DATA RECORDS:
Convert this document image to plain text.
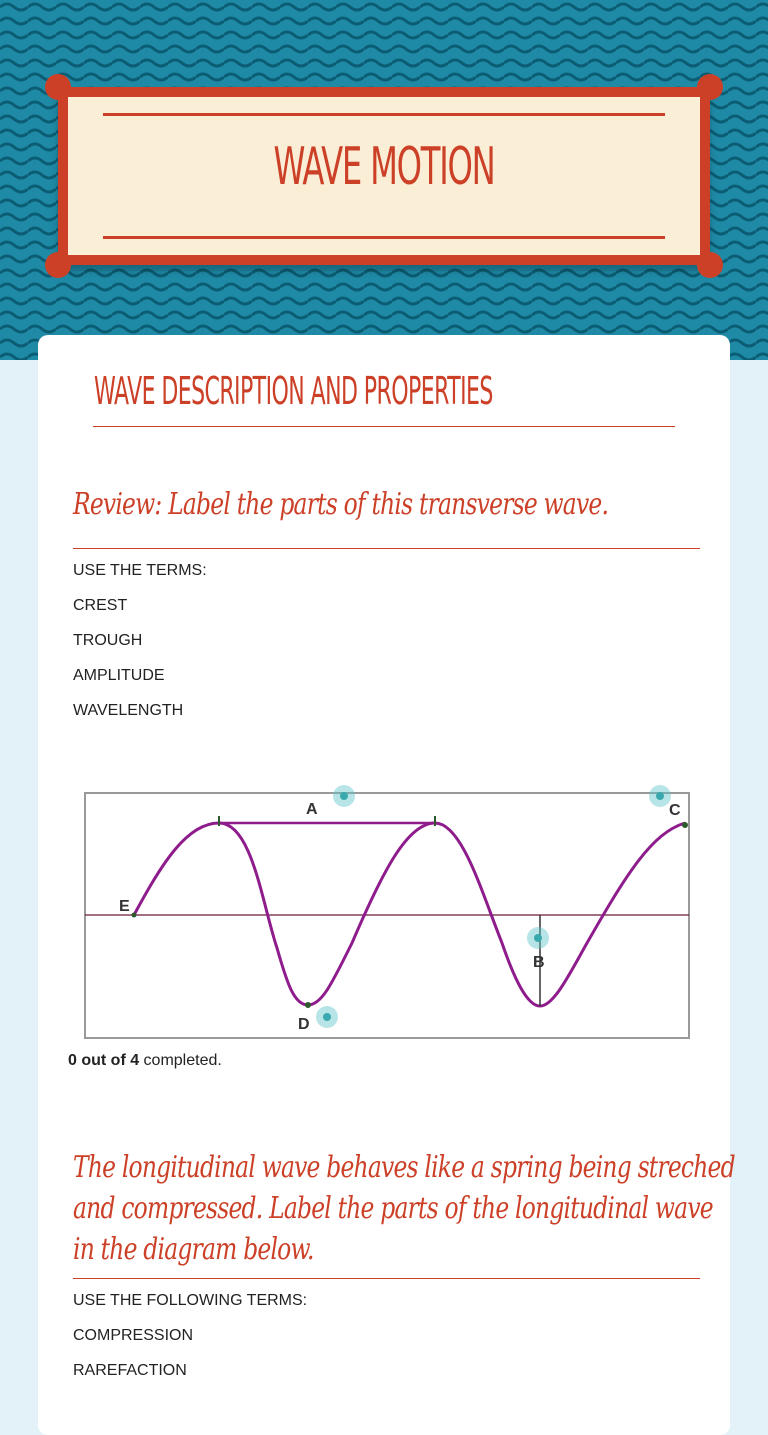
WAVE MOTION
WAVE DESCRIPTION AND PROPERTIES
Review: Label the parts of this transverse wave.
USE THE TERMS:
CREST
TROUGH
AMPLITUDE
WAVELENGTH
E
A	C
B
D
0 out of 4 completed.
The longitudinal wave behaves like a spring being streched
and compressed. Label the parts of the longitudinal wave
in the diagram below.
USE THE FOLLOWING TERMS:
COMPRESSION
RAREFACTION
* * *
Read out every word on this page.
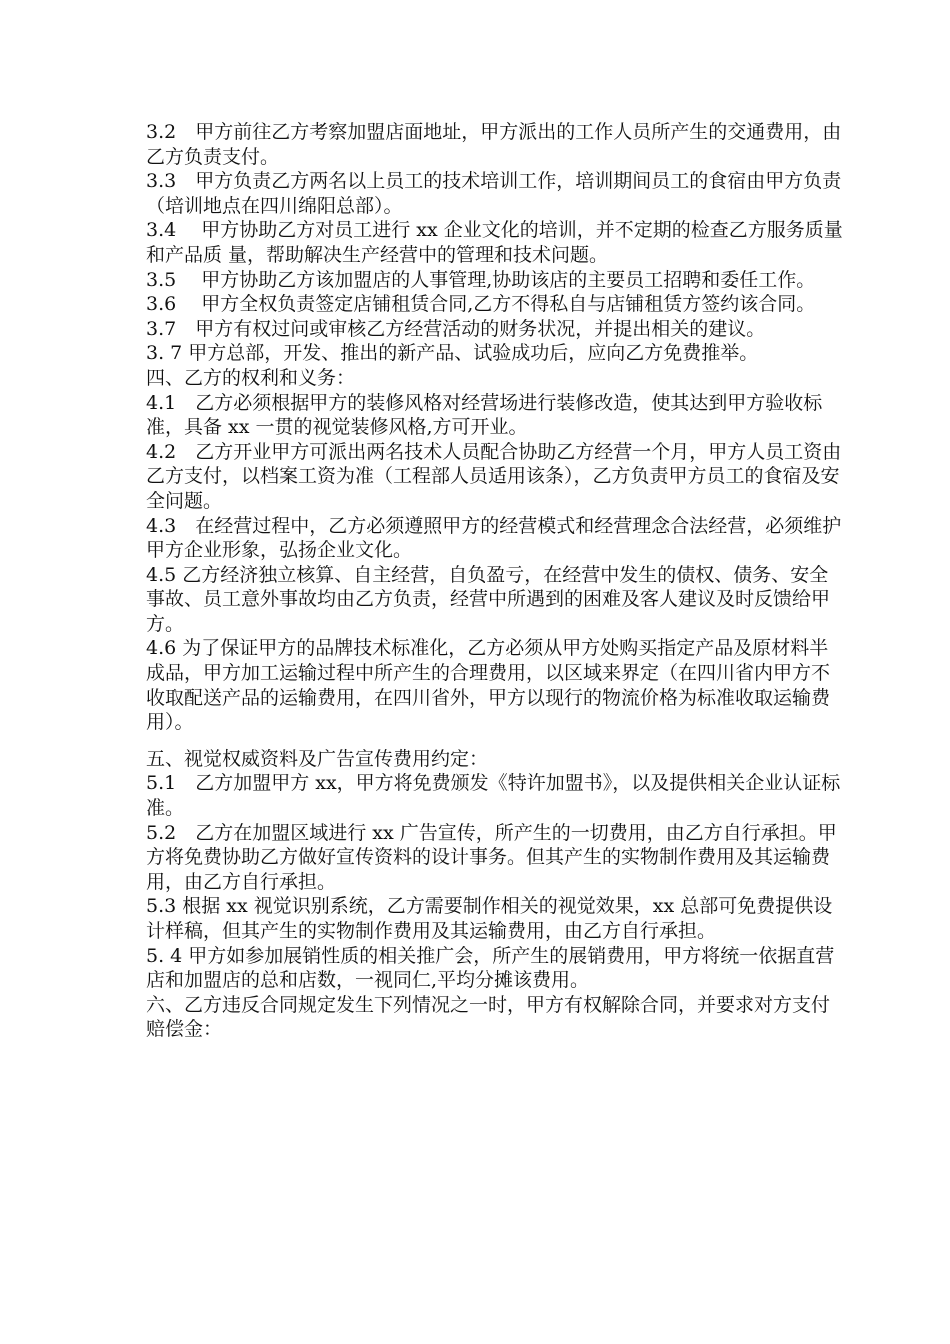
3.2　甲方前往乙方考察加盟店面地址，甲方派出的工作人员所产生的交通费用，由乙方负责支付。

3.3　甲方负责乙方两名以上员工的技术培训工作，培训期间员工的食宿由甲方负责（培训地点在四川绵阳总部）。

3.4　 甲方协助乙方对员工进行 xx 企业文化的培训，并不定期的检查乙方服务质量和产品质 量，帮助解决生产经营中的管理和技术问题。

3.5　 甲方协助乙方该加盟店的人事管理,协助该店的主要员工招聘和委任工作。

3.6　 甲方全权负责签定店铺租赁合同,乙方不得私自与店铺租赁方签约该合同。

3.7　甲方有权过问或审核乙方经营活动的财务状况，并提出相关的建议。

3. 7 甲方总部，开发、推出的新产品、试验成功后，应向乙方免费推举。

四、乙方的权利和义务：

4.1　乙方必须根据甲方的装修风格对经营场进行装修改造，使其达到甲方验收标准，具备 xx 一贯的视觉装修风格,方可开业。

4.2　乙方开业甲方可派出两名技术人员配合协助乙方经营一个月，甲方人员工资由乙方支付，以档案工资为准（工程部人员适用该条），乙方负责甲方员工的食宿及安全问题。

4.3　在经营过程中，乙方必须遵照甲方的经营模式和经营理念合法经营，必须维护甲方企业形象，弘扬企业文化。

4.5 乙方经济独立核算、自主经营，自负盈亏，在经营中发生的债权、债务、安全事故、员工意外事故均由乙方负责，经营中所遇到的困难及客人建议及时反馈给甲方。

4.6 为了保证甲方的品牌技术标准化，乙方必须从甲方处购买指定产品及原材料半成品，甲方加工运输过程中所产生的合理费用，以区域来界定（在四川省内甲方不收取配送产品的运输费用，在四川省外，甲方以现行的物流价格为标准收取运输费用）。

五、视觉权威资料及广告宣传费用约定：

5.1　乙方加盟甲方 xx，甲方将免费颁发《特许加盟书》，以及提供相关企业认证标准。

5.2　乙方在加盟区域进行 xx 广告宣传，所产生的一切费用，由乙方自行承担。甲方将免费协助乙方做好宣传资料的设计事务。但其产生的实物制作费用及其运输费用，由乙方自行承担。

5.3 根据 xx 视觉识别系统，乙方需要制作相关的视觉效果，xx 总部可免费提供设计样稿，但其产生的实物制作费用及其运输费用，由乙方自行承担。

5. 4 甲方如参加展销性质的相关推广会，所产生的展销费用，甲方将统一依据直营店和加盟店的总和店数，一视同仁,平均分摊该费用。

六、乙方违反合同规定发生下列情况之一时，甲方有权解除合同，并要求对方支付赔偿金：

OBJECTIVE: Find every line that holds "this" and copy it.

COMPLETE OUTPUT:
Convert this document image to plain text.
Review: Label the parts of this transverse wave.
Read out every word on this page.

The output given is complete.